PROBLEM STATEMENT:
Copy every line of the data exactly, leaving nothing out.

[Items from a figure collection]
* Start *

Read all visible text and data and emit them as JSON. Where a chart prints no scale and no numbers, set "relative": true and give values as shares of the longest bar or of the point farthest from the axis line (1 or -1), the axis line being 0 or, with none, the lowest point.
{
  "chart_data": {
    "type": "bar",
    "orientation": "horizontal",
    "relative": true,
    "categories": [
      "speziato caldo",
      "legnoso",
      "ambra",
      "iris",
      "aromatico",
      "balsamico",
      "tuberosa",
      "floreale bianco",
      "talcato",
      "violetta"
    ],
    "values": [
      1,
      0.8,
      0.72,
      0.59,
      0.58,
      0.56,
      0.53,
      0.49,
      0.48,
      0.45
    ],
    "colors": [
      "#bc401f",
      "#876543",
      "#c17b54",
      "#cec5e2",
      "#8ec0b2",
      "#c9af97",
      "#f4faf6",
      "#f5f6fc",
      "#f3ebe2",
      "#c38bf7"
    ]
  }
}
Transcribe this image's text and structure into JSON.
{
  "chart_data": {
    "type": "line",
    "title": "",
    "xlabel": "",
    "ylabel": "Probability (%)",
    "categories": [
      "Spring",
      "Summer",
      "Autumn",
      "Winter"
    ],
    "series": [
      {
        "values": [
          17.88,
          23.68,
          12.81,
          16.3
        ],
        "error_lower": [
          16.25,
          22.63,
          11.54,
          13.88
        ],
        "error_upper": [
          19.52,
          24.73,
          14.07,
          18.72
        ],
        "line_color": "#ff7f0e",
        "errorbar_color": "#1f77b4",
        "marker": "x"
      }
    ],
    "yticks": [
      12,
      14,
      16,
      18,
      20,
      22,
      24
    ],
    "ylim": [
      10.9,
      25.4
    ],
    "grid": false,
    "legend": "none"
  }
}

* End *

WRITTEN SOLUTION:
Read all visible text and data and emit them as JSON. Where a chart prints no scale and no numbers, set "relative": true and give values as shares of the longest bar or of the point farthest from the axis line (1 or -1), the axis line being 0 or, with none, the lowest point.
{
  "chart_data": {
    "type": "bar",
    "orientation": "horizontal",
    "relative": true,
    "categories": [
      "speziato caldo",
      "legnoso",
      "ambra",
      "iris",
      "aromatico",
      "balsamico",
      "tuberosa",
      "floreale bianco",
      "talcato",
      "violetta"
    ],
    "values": [
      1,
      0.8,
      0.72,
      0.59,
      0.58,
      0.56,
      0.53,
      0.49,
      0.48,
      0.45
    ],
    "colors": [
      "#bc401f",
      "#876543",
      "#c17b54",
      "#cec5e2",
      "#8ec0b2",
      "#c9af97",
      "#f4faf6",
      "#f5f6fc",
      "#f3ebe2",
      "#c38bf7"
    ]
  }
}
Transcribe this image's text and structure into JSON.
{
  "chart_data": {
    "type": "line",
    "title": "",
    "xlabel": "",
    "ylabel": "Probability (%)",
    "categories": [
      "Spring",
      "Summer",
      "Autumn",
      "Winter"
    ],
    "series": [
      {
        "values": [
          17.88,
          23.68,
          12.81,
          16.3
        ],
        "error_lower": [
          16.25,
          22.63,
          11.54,
          13.88
        ],
        "error_upper": [
          19.52,
          24.73,
          14.07,
          18.72
        ],
        "line_color": "#ff7f0e",
        "errorbar_color": "#1f77b4",
        "marker": "x"
      }
    ],
    "yticks": [
      12,
      14,
      16,
      18,
      20,
      22,
      24
    ],
    "ylim": [
      10.9,
      25.4
    ],
    "grid": false,
    "legend": "none"
  }
}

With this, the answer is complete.